• [Exercise prompt]: Render as a JSON list of strings, one string per line, the lines of the records that begin at the line containing "y-tick-label: 0 xyxy=(670,42,681,59)" and stop after the line containing "y-tick-label: -30 xyxy=(656,613,686,630)". Leave out blank lines.
##### Data
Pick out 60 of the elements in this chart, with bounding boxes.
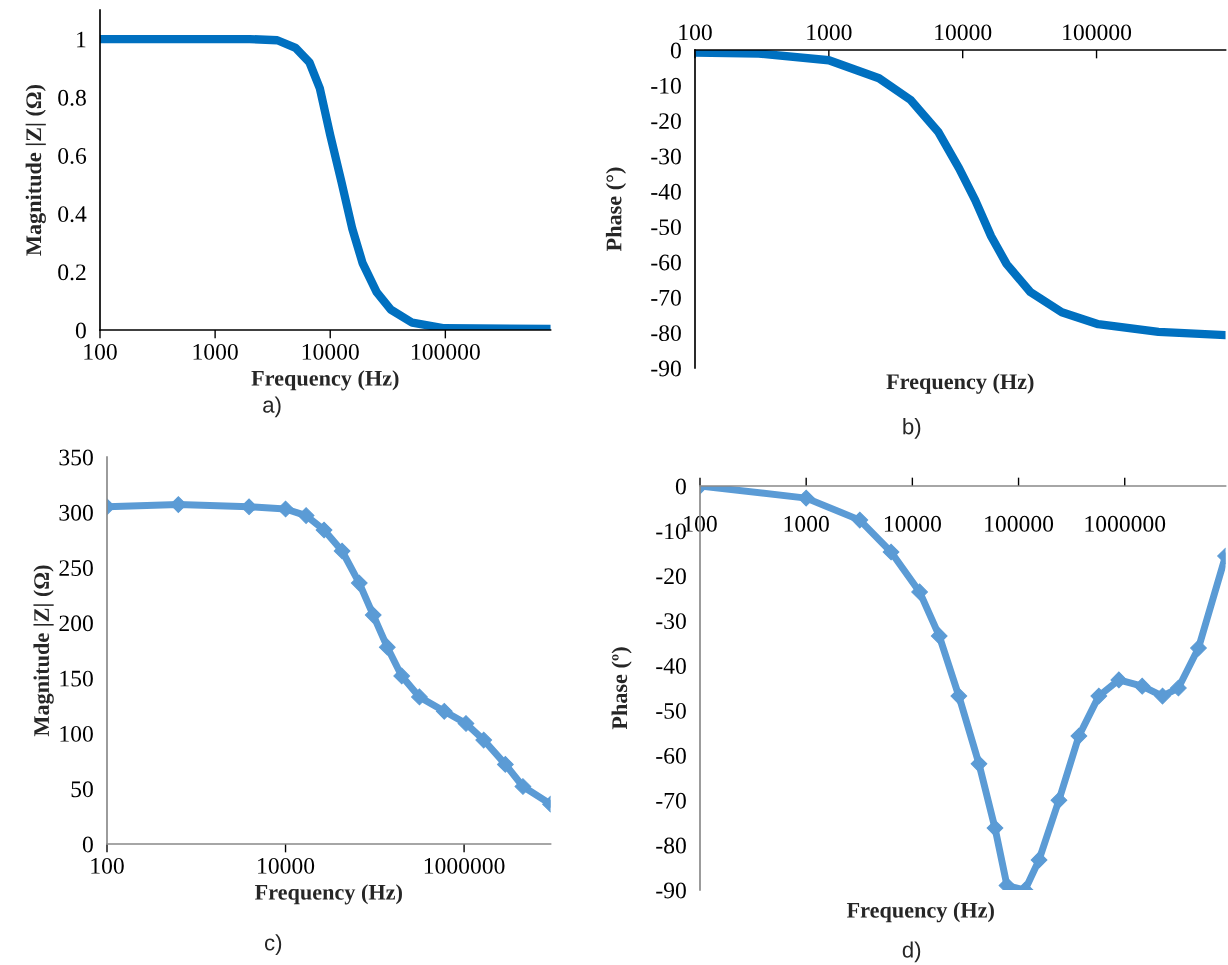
y-tick-label: 0 xyxy=(670,42,681,59)
y-tick-label: 0 xyxy=(675,478,686,495)
y-tick-label: 350 xyxy=(59,449,93,466)
y-axis-title: Phase (º) xyxy=(611,647,632,730)
x-tick-label: 100000 xyxy=(985,515,1054,532)
y-tick-label: -10 xyxy=(656,523,686,540)
x-tick-label: 100 xyxy=(684,515,717,532)
y-tick-label: 100 xyxy=(60,725,93,742)
y-tick-label: -60 xyxy=(656,747,686,764)
y-tick-label: 0.6 xyxy=(58,147,87,164)
y-tick-label: -80 xyxy=(651,325,681,342)
y-tick-label: -90 xyxy=(656,882,686,899)
y-tick-label: -80 xyxy=(656,837,686,854)
y-tick-label: -90 xyxy=(651,360,681,377)
y-tick-label: -30 xyxy=(656,613,686,630)
y-tick-label: -60 xyxy=(651,254,681,271)
x-axis-title: Frequency (Hz) xyxy=(886,373,1034,394)
y-tick-label: -30 xyxy=(651,148,681,165)
x-axis-title: Frequency (Hz) xyxy=(251,370,399,391)
x-axis-title: Frequency (Hz) xyxy=(846,902,994,923)
text: d) xyxy=(902,941,921,963)
x-axis-title: Frequency (Hz) xyxy=(254,884,402,905)
y-tick-label: 0.4 xyxy=(58,206,87,223)
x-tick-label: 1000 xyxy=(784,515,829,532)
text: a) xyxy=(263,396,281,418)
x-tick-label: 1000 xyxy=(807,24,852,41)
x-tick-label: 1000000 xyxy=(1085,515,1166,532)
y-tick-label: -40 xyxy=(651,183,681,200)
y-tick-label: 0.2 xyxy=(58,264,86,281)
y-tick-label: 50 xyxy=(71,781,93,798)
y-tick-label: -20 xyxy=(656,568,686,585)
x-tick-label: 1000000 xyxy=(424,857,505,874)
x-tick-label: 10000 xyxy=(935,24,992,41)
text: b) xyxy=(903,418,921,439)
x-tick-label: 10000 xyxy=(302,343,359,360)
y-tick-label: -10 xyxy=(651,77,681,94)
x-tick-label: 100 xyxy=(91,857,124,874)
x-tick-label: 10000 xyxy=(884,515,941,532)
x-tick-label: 100000 xyxy=(412,343,480,360)
y-axis-title: Phase (°) xyxy=(605,167,627,252)
y-tick-label: -50 xyxy=(651,219,681,236)
text: c) xyxy=(264,934,282,955)
y-tick-label: 0.8 xyxy=(58,89,86,106)
x-tick-label: 100000 xyxy=(1063,24,1132,41)
y-tick-label: -50 xyxy=(656,702,686,719)
y-axis-title: Magnitude |Z| (Ω) xyxy=(25,84,46,256)
x-tick-label: 10000 xyxy=(258,857,315,874)
y-tick-label: 250 xyxy=(59,560,93,576)
y-tick-label: 1 xyxy=(77,31,86,48)
y-tick-label: 300 xyxy=(59,504,93,521)
y-tick-label: 150 xyxy=(60,670,93,687)
y-tick-label: -70 xyxy=(656,792,686,809)
y-tick-label: 0 xyxy=(82,836,93,853)
y-tick-label: -20 xyxy=(651,113,681,130)
x-tick-label: 1000 xyxy=(193,343,238,360)
y-axis-title: Magnitude |Z| (Ω) xyxy=(33,565,54,737)
y-tick-label: -40 xyxy=(656,658,686,674)
y-tick-label: 200 xyxy=(59,615,93,632)
y-tick-label: 0 xyxy=(75,322,86,339)
y-tick-label: -70 xyxy=(651,289,681,306)
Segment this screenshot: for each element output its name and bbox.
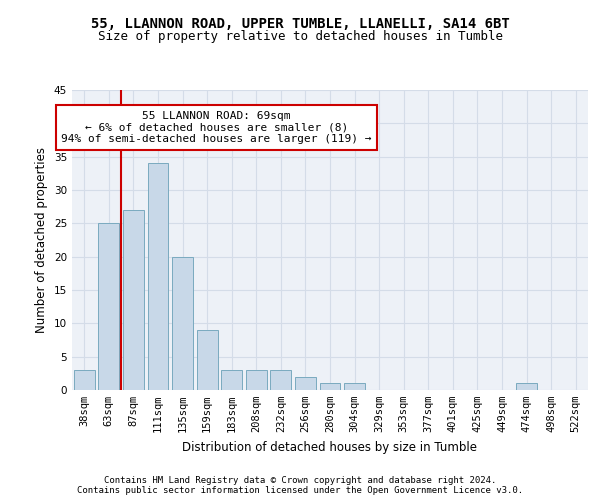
##########
• [Result of the exercise]:
[
  "y-tick-label: 0 xyxy=(670,42,681,59)",
  "y-tick-label: 0 xyxy=(675,478,686,495)",
  "y-tick-label: 350 xyxy=(59,449,93,466)",
  "y-axis-title: Phase (º) xyxy=(611,647,632,730)",
  "x-tick-label: 100000 xyxy=(985,515,1054,532)",
  "y-tick-label: -10 xyxy=(656,523,686,540)",
  "x-tick-label: 100 xyxy=(684,515,717,532)",
  "y-tick-label: 100 xyxy=(60,725,93,742)",
  "y-tick-label: -60 xyxy=(656,747,686,764)",
  "y-tick-label: 0.6 xyxy=(58,147,87,164)",
  "y-tick-label: -80 xyxy=(651,325,681,342)",
  "y-tick-label: -90 xyxy=(656,882,686,899)",
  "y-tick-label: -80 xyxy=(656,837,686,854)",
  "y-tick-label: -90 xyxy=(651,360,681,377)",
  "y-tick-label: -30 xyxy=(656,613,686,630)"
]